**Given task:** What number of lines in the material contain the word "this"? Give that number alone.

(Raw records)

____

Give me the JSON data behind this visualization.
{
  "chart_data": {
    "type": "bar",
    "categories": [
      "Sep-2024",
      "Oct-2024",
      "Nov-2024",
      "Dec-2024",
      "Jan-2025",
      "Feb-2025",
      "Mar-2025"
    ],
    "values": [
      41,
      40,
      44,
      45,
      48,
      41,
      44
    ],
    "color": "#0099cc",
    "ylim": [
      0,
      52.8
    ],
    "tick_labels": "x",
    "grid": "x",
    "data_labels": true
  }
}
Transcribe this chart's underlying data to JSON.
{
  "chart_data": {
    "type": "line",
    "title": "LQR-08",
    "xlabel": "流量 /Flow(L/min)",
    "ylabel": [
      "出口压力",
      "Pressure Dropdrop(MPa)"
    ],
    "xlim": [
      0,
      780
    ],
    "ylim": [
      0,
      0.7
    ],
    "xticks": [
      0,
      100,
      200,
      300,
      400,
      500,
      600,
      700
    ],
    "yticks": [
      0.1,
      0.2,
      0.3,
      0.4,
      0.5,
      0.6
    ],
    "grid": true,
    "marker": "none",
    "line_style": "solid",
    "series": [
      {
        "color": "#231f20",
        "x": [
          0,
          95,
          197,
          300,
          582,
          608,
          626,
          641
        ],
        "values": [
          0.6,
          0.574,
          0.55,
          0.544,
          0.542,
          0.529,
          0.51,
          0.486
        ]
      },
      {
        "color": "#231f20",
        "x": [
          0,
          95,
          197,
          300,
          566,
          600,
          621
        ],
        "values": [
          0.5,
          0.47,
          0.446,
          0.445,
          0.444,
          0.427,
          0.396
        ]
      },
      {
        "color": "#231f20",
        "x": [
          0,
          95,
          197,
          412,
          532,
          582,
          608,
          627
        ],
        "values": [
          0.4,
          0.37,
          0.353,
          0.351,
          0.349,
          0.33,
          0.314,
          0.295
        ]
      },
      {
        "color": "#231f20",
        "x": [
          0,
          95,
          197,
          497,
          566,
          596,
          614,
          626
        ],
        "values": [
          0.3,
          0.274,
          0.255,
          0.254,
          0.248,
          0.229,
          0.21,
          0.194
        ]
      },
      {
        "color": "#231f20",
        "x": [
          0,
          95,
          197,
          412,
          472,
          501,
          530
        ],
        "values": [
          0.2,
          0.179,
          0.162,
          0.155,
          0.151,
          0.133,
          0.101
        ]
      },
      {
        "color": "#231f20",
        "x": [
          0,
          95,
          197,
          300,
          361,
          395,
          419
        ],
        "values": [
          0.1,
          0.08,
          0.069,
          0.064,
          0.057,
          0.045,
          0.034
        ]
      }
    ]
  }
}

____

**Task solution:** 2